Copy out all lines carrying the word "горцевъ".
________________________
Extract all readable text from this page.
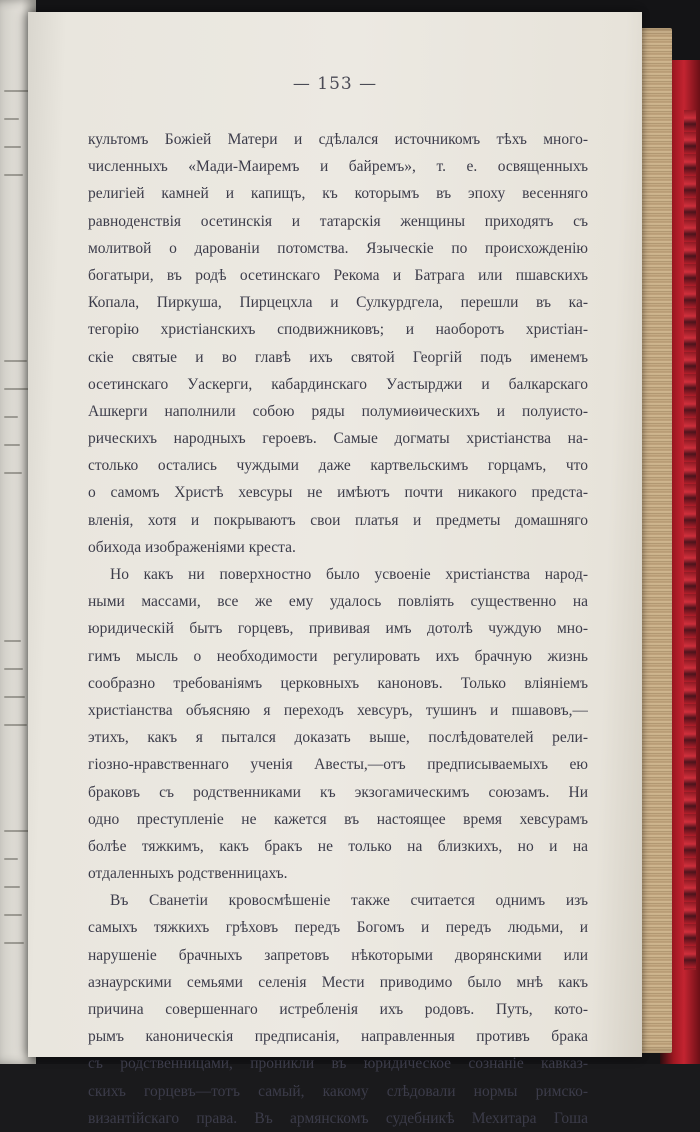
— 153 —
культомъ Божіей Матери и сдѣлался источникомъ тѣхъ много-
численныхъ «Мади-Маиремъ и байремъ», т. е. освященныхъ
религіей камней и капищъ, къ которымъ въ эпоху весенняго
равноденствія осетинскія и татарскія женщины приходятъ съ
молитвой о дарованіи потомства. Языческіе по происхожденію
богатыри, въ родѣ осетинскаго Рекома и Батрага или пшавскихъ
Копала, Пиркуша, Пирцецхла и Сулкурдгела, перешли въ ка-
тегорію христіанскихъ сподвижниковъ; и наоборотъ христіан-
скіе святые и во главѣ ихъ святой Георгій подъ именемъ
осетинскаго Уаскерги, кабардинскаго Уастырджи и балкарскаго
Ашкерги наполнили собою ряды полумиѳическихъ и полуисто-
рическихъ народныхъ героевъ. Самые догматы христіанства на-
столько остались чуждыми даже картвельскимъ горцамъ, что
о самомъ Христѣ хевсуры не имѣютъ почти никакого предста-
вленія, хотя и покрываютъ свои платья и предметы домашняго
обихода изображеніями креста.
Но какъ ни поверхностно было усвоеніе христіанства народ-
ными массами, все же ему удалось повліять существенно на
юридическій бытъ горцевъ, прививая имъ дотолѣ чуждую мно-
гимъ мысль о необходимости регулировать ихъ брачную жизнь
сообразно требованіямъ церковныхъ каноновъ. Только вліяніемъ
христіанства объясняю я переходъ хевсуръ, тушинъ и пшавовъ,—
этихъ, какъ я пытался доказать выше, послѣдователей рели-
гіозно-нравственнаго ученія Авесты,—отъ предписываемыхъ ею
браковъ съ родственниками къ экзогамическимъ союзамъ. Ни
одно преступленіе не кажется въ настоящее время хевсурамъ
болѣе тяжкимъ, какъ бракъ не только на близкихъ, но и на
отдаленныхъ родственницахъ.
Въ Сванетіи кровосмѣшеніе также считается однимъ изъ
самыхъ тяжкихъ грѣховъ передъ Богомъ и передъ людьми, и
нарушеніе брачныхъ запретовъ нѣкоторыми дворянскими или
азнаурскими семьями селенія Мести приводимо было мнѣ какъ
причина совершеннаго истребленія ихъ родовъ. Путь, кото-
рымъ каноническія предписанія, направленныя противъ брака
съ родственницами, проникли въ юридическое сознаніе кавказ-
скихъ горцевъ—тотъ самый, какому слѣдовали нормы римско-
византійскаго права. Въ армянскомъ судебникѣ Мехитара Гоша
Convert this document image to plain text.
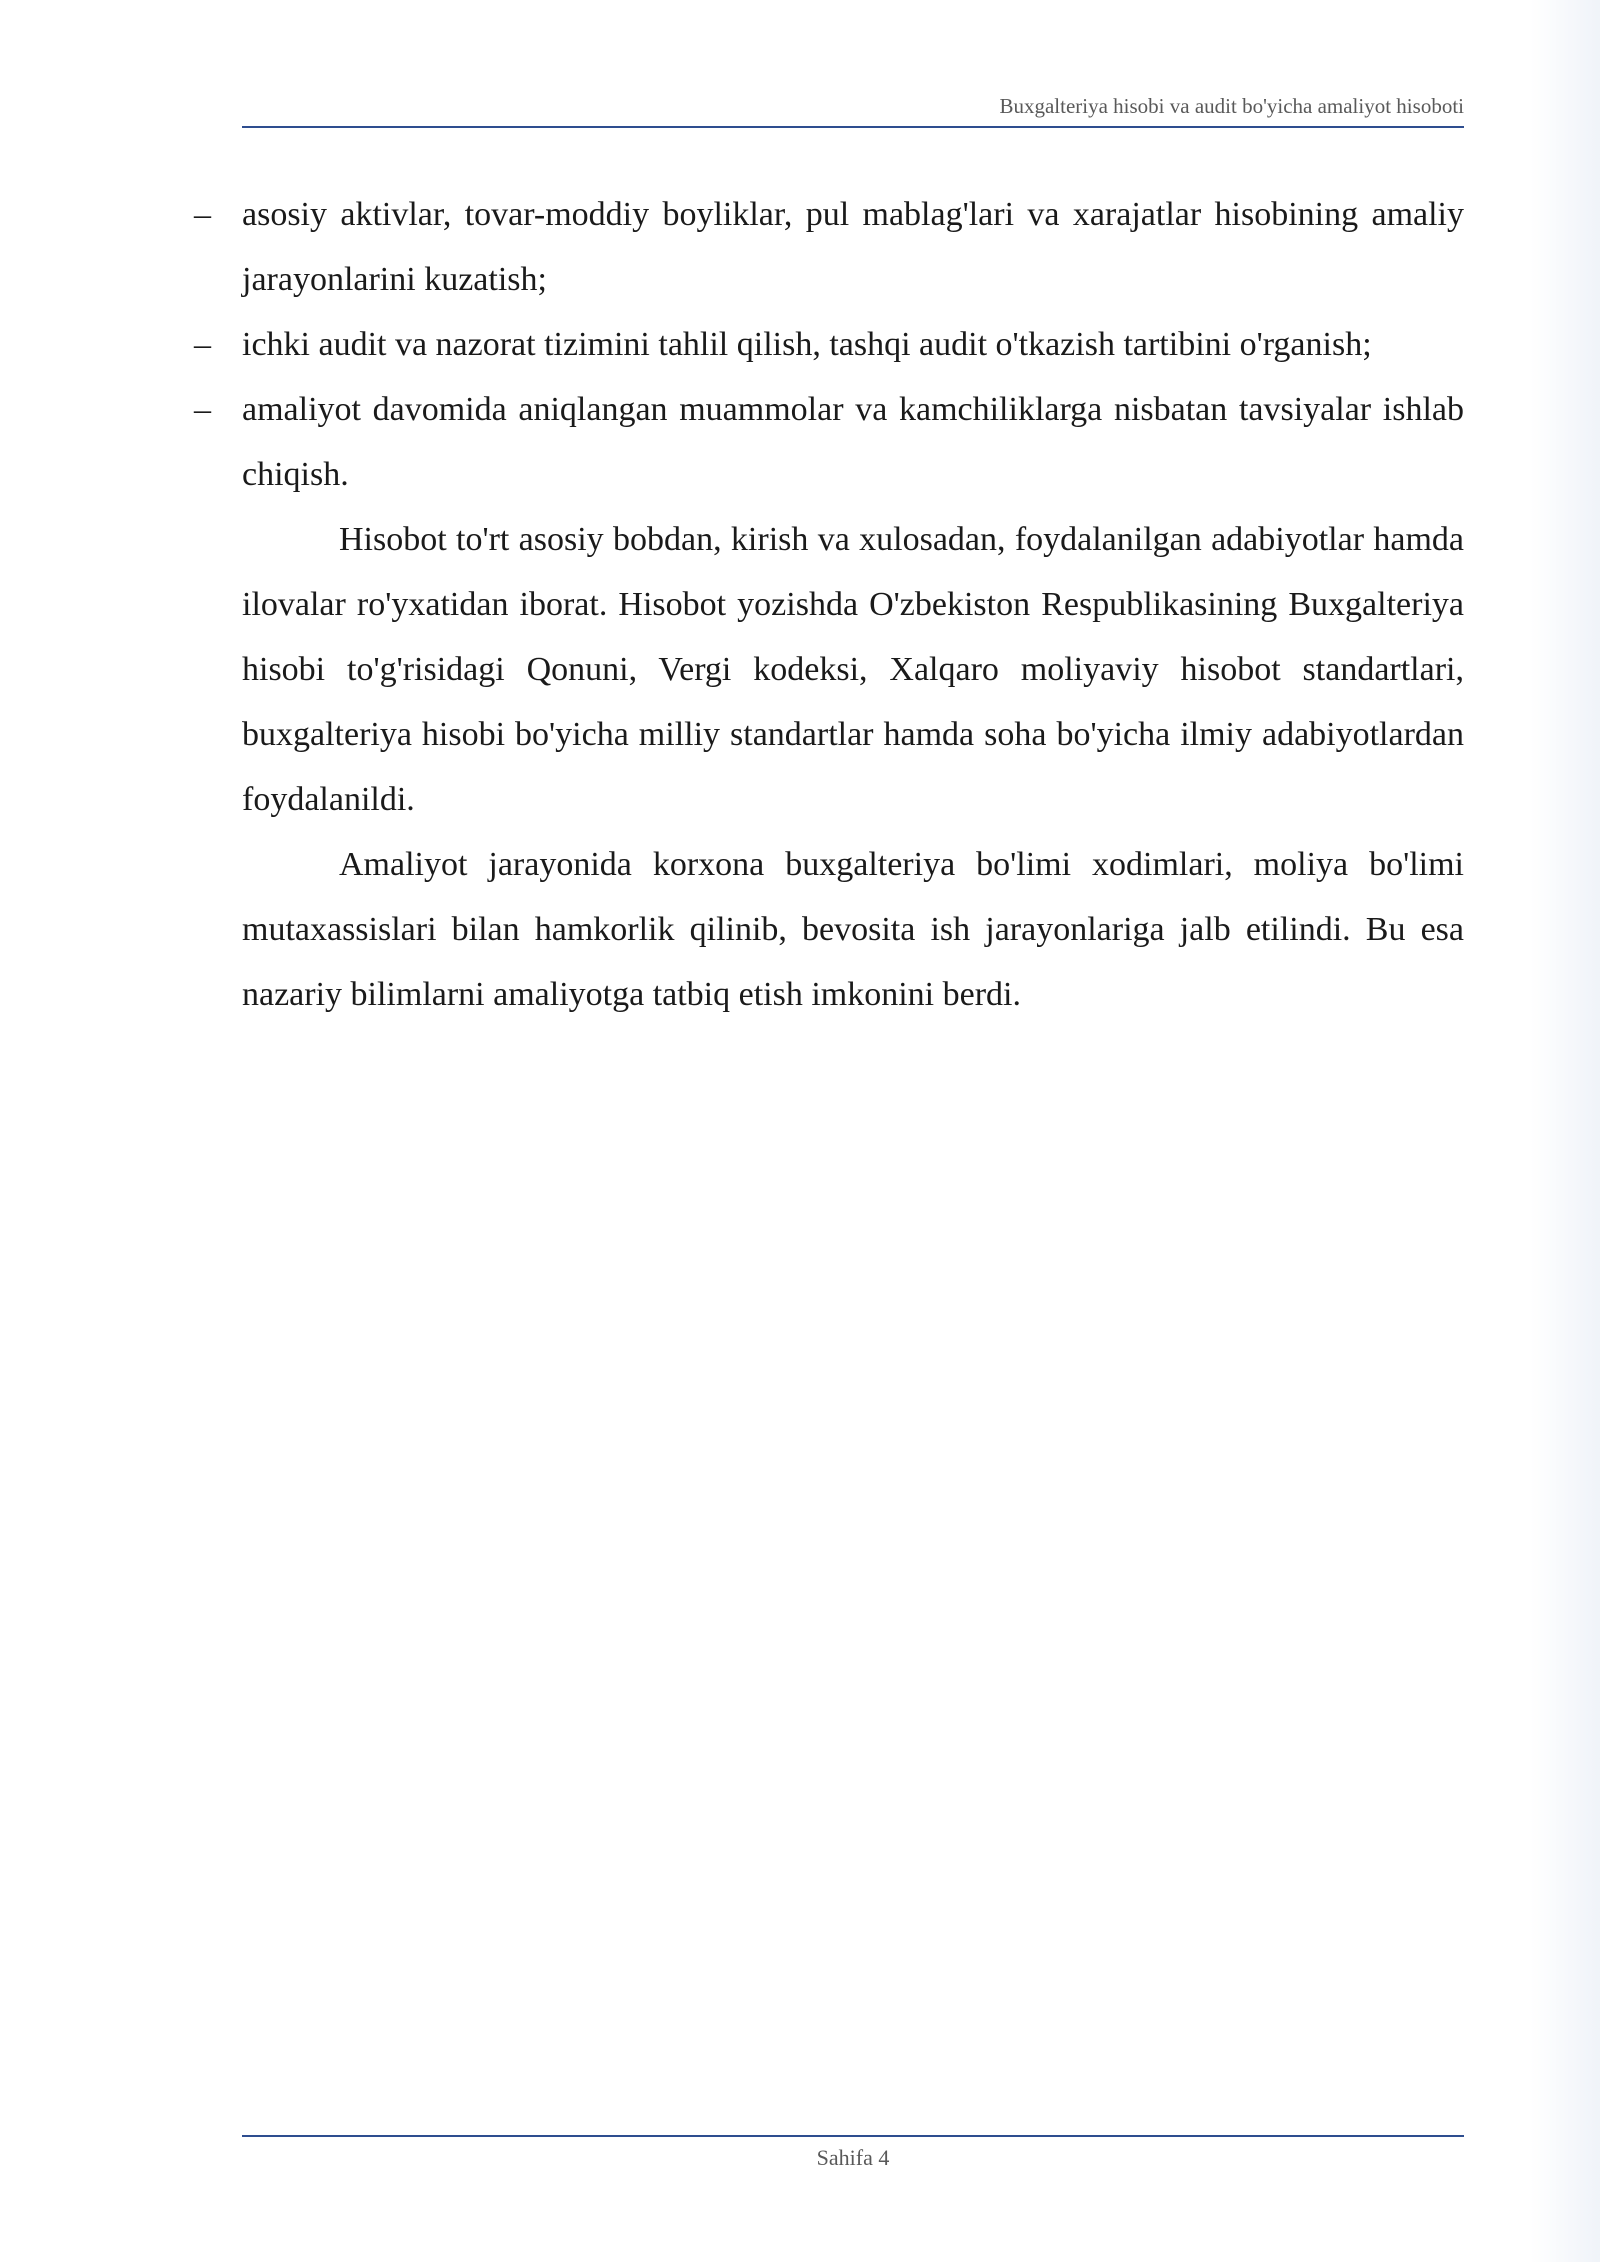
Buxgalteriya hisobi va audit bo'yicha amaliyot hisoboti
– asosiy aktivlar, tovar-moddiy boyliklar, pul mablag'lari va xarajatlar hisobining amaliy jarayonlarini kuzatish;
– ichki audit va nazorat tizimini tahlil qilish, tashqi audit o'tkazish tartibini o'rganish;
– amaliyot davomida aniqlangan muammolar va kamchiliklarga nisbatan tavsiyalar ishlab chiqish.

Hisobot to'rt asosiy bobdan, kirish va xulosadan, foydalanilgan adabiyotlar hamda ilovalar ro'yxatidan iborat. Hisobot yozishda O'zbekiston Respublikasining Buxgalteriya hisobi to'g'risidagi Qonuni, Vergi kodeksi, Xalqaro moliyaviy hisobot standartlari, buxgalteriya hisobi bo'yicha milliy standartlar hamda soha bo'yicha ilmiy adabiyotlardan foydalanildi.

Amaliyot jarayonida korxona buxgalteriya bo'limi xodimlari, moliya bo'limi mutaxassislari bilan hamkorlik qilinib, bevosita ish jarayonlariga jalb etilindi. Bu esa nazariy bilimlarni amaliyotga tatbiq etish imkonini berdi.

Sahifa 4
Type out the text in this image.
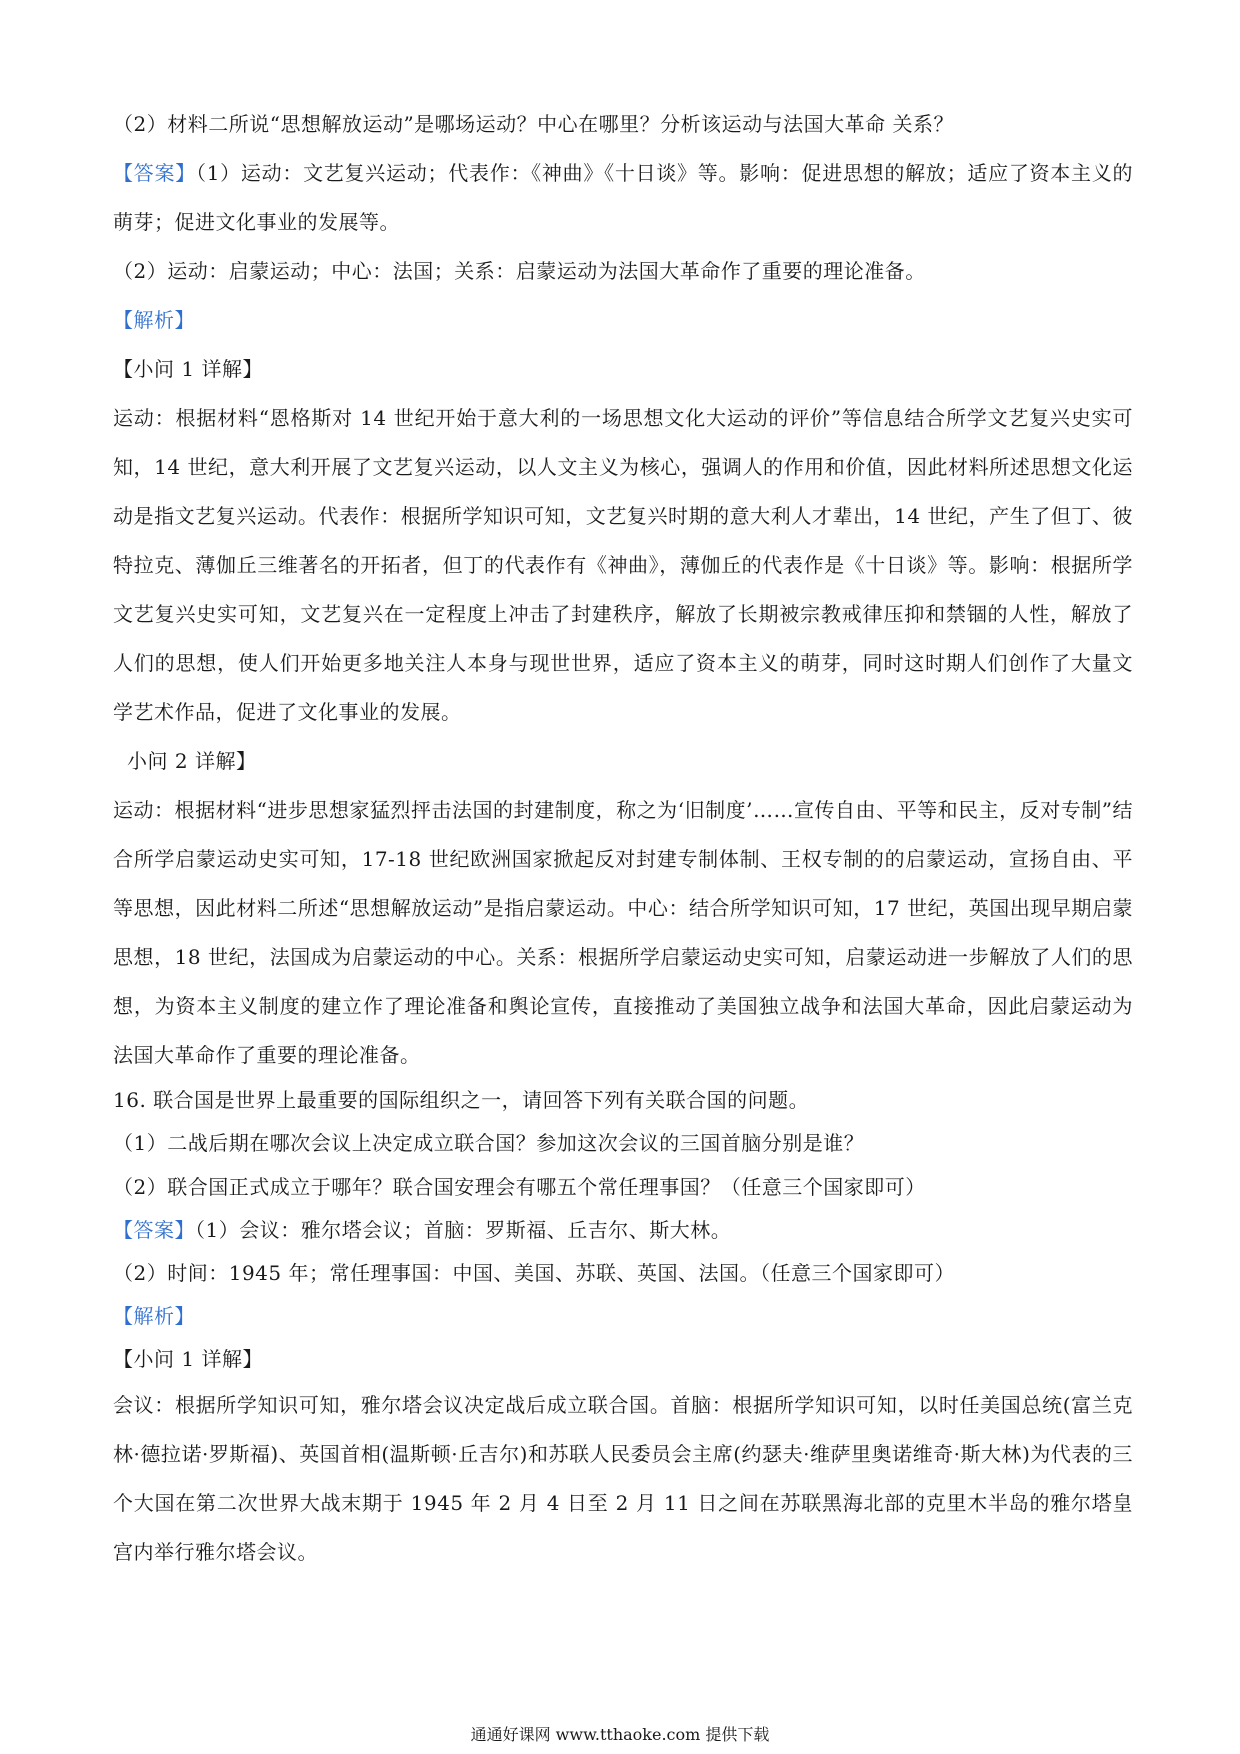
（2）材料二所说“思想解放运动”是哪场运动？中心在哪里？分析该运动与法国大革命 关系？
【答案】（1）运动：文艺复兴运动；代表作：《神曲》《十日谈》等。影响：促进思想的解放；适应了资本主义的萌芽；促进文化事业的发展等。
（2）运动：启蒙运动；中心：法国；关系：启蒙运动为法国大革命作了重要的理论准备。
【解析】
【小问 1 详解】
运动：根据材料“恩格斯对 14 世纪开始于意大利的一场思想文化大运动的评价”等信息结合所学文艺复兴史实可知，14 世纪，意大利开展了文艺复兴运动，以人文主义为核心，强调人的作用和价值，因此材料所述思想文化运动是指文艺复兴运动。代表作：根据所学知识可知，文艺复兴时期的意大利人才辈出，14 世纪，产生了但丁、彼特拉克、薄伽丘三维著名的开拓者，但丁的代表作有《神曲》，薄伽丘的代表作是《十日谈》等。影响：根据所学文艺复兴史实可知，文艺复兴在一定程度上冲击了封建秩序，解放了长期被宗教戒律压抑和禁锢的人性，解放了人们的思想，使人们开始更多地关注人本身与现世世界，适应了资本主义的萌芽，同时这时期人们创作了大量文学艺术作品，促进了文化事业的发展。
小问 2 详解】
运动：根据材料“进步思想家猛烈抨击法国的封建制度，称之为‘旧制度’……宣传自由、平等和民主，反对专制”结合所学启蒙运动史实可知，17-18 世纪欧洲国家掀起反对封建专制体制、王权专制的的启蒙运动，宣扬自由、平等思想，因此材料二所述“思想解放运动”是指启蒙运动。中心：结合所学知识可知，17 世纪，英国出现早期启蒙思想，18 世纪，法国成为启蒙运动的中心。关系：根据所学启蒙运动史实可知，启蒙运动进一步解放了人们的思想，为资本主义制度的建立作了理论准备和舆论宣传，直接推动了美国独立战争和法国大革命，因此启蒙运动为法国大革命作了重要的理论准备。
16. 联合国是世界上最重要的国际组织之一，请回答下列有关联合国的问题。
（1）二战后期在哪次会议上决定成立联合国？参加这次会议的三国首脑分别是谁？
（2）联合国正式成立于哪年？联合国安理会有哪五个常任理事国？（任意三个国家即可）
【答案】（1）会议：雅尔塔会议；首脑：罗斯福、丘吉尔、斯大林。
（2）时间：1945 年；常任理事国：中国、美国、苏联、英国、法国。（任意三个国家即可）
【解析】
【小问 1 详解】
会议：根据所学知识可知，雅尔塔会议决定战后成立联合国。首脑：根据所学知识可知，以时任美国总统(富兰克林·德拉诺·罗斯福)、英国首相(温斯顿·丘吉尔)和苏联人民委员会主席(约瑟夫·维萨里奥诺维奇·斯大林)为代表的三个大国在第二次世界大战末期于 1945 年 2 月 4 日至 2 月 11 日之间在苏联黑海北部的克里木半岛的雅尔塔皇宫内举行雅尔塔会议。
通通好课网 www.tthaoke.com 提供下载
________________________
> **Correct response**
юридическій бытъ горцевъ, прививая имъ дотолѣ чуждую мно-
скихъ горцевъ—тотъ самый, какому слѣдовали нормы римско-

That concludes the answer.